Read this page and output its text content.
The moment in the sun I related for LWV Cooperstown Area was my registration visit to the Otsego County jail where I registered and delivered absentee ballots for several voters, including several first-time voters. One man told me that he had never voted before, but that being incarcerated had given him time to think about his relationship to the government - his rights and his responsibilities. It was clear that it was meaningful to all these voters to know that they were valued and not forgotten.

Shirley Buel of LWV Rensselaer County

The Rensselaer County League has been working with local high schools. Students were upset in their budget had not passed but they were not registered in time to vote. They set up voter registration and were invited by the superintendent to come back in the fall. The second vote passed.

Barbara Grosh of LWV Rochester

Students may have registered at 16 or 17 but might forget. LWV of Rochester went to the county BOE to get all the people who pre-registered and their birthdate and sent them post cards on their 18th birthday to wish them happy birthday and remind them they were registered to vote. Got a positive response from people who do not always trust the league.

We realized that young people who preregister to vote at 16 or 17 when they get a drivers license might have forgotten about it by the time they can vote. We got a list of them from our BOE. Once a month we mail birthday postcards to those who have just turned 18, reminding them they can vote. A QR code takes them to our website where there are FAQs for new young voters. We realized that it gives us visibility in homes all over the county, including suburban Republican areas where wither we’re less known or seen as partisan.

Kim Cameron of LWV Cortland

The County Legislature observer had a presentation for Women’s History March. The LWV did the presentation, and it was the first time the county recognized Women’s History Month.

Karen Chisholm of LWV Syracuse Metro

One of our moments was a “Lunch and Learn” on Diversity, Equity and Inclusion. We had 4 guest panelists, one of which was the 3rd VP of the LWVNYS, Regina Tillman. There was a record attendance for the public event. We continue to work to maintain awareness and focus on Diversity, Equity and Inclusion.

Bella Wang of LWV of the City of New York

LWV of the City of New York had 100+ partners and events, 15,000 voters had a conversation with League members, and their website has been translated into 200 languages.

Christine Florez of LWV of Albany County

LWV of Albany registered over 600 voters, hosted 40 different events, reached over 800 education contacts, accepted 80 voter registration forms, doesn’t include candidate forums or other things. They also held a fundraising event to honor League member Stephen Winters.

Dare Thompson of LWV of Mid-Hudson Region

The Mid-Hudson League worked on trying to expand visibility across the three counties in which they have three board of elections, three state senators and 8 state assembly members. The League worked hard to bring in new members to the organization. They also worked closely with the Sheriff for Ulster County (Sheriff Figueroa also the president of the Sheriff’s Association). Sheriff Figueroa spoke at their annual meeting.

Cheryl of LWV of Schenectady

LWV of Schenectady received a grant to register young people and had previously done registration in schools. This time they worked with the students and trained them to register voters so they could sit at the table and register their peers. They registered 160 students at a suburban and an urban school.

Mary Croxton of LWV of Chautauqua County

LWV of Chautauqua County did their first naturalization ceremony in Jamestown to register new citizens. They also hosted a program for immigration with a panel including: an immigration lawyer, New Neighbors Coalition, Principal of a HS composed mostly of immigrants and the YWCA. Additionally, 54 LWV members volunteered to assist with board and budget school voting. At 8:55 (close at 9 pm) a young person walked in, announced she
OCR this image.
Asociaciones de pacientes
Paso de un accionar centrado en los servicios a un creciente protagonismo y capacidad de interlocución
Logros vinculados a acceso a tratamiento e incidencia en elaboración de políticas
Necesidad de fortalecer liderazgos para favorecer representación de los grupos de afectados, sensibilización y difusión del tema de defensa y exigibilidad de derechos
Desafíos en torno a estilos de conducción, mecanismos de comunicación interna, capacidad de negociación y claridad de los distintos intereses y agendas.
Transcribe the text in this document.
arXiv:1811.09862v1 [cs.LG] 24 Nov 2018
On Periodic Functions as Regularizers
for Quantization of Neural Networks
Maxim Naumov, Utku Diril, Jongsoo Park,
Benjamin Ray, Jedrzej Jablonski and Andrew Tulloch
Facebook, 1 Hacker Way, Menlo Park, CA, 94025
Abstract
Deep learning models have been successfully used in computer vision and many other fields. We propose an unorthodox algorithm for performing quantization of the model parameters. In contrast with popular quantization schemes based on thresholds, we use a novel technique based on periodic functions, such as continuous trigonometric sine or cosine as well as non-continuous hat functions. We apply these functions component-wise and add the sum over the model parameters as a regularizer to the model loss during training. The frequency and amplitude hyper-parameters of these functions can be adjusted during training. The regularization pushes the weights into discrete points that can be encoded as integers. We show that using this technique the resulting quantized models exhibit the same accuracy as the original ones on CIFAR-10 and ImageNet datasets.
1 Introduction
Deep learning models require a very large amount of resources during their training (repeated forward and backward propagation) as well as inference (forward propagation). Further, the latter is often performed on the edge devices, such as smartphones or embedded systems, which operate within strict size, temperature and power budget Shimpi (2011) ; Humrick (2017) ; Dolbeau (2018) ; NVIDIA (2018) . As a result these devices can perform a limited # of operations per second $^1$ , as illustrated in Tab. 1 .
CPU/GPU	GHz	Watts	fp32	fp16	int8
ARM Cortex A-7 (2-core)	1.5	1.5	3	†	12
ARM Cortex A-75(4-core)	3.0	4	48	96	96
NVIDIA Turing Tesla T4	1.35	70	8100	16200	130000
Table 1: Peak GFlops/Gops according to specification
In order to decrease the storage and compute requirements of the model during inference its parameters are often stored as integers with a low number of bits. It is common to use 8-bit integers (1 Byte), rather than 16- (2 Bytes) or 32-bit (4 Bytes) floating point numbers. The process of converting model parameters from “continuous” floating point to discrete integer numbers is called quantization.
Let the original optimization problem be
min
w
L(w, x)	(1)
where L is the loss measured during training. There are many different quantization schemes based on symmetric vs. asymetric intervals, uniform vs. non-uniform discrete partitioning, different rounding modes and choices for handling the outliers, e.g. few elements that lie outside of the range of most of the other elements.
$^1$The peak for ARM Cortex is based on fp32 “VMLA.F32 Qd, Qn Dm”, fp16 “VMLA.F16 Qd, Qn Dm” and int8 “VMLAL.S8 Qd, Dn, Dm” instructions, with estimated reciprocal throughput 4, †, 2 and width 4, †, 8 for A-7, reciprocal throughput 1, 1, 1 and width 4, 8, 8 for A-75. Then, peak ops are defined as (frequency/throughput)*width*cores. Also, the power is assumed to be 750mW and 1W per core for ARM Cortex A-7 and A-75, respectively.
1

* * *

**DIRECTIVE**
Reproduce the full listing word for word.

**OUTPUT FOR THIS EXERCISE**
Read this page and output its text content.
The moment in the sun I related for LWV Cooperstown Area was my registration visit to the Otsego County jail where I registered and delivered absentee ballots for several voters, including several first-time voters. One man told me that he had never voted before, but that being incarcerated had given him time to think about his relationship to the government - his rights and his responsibilities. It was clear that it was meaningful to all these voters to know that they were valued and not forgotten.

Shirley Buel of LWV Rensselaer County

The Rensselaer County League has been working with local high schools. Students were upset in their budget had not passed but they were not registered in time to vote. They set up voter registration and were invited by the superintendent to come back in the fall. The second vote passed.

Barbara Grosh of LWV Rochester

Students may have registered at 16 or 17 but might forget. LWV of Rochester went to the county BOE to get all the people who pre-registered and their birthdate and sent them post cards on their 18th birthday to wish them happy birthday and remind them they were registered to vote. Got a positive response from people who do not always trust the league.

We realized that young people who preregister to vote at 16 or 17 when they get a drivers license might have forgotten about it by the time they can vote. We got a list of them from our BOE. Once a month we mail birthday postcards to those who have just turned 18, reminding them they can vote. A QR code takes them to our website where there are FAQs for new young voters. We realized that it gives us visibility in homes all over the county, including suburban Republican areas where wither we’re less known or seen as partisan.

Kim Cameron of LWV Cortland

The County Legislature observer had a presentation for Women’s History March. The LWV did the presentation, and it was the first time the county recognized Women’s History Month.

Karen Chisholm of LWV Syracuse Metro

One of our moments was a “Lunch and Learn” on Diversity, Equity and Inclusion. We had 4 guest panelists, one of which was the 3rd VP of the LWVNYS, Regina Tillman. There was a record attendance for the public event. We continue to work to maintain awareness and focus on Diversity, Equity and Inclusion.

Bella Wang of LWV of the City of New York

LWV of the City of New York had 100+ partners and events, 15,000 voters had a conversation with League members, and their website has been translated into 200 languages.

Christine Florez of LWV of Albany County

LWV of Albany registered over 600 voters, hosted 40 different events, reached over 800 education contacts, accepted 80 voter registration forms, doesn’t include candidate forums or other things. They also held a fundraising event to honor League member Stephen Winters.

Dare Thompson of LWV of Mid-Hudson Region

The Mid-Hudson League worked on trying to expand visibility across the three counties in which they have three board of elections, three state senators and 8 state assembly members. The League worked hard to bring in new members to the organization. They also worked closely with the Sheriff for Ulster County (Sheriff Figueroa also the president of the Sheriff’s Association). Sheriff Figueroa spoke at their annual meeting.

Cheryl of LWV of Schenectady

LWV of Schenectady received a grant to register young people and had previously done registration in schools. This time they worked with the students and trained them to register voters so they could sit at the table and register their peers. They registered 160 students at a suburban and an urban school.

Mary Croxton of LWV of Chautauqua County

LWV of Chautauqua County did their first naturalization ceremony in Jamestown to register new citizens. They also hosted a program for immigration with a panel including: an immigration lawyer, New Neighbors Coalition, Principal of a HS composed mostly of immigrants and the YWCA. Additionally, 54 LWV members volunteered to assist with board and budget school voting. At 8:55 (close at 9 pm) a young person walked in, announced she
OCR this image.
Asociaciones de pacientes
Paso de un accionar centrado en los servicios a un creciente protagonismo y capacidad de interlocución
Logros vinculados a acceso a tratamiento e incidencia en elaboración de políticas
Necesidad de fortalecer liderazgos para favorecer representación de los grupos de afectados, sensibilización y difusión del tema de defensa y exigibilidad de derechos
Desafíos en torno a estilos de conducción, mecanismos de comunicación interna, capacidad de negociación y claridad de los distintos intereses y agendas.
Transcribe the text in this document.
arXiv:1811.09862v1 [cs.LG] 24 Nov 2018
On Periodic Functions as Regularizers
for Quantization of Neural Networks
Maxim Naumov, Utku Diril, Jongsoo Park,
Benjamin Ray, Jedrzej Jablonski and Andrew Tulloch
Facebook, 1 Hacker Way, Menlo Park, CA, 94025
Abstract
Deep learning models have been successfully used in computer vision and many other fields. We propose an unorthodox algorithm for performing quantization of the model parameters. In contrast with popular quantization schemes based on thresholds, we use a novel technique based on periodic functions, such as continuous trigonometric sine or cosine as well as non-continuous hat functions. We apply these functions component-wise and add the sum over the model parameters as a regularizer to the model loss during training. The frequency and amplitude hyper-parameters of these functions can be adjusted during training. The regularization pushes the weights into discrete points that can be encoded as integers. We show that using this technique the resulting quantized models exhibit the same accuracy as the original ones on CIFAR-10 and ImageNet datasets.
1 Introduction
Deep learning models require a very large amount of resources during their training (repeated forward and backward propagation) as well as inference (forward propagation). Further, the latter is often performed on the edge devices, such as smartphones or embedded systems, which operate within strict size, temperature and power budget Shimpi (2011) ; Humrick (2017) ; Dolbeau (2018) ; NVIDIA (2018) . As a result these devices can perform a limited # of operations per second $^1$ , as illustrated in Tab. 1 .
CPU/GPU	GHz	Watts	fp32	fp16	int8
ARM Cortex A-7 (2-core)	1.5	1.5	3	†	12
ARM Cortex A-75(4-core)	3.0	4	48	96	96
NVIDIA Turing Tesla T4	1.35	70	8100	16200	130000
Table 1: Peak GFlops/Gops according to specification
In order to decrease the storage and compute requirements of the model during inference its parameters are often stored as integers with a low number of bits. It is common to use 8-bit integers (1 Byte), rather than 16- (2 Bytes) or 32-bit (4 Bytes) floating point numbers. The process of converting model parameters from “continuous” floating point to discrete integer numbers is called quantization.
Let the original optimization problem be
min
w
L(w, x)	(1)
where L is the loss measured during training. There are many different quantization schemes based on symmetric vs. asymetric intervals, uniform vs. non-uniform discrete partitioning, different rounding modes and choices for handling the outliers, e.g. few elements that lie outside of the range of most of the other elements.
$^1$The peak for ARM Cortex is based on fp32 “VMLA.F32 Qd, Qn Dm”, fp16 “VMLA.F16 Qd, Qn Dm” and int8 “VMLAL.S8 Qd, Dn, Dm” instructions, with estimated reciprocal throughput 4, †, 2 and width 4, †, 8 for A-7, reciprocal throughput 1, 1, 1 and width 4, 8, 8 for A-75. Then, peak ops are defined as (frequency/throughput)*width*cores. Also, the power is assumed to be 750mW and 1W per core for ARM Cortex A-7 and A-75, respectively.
1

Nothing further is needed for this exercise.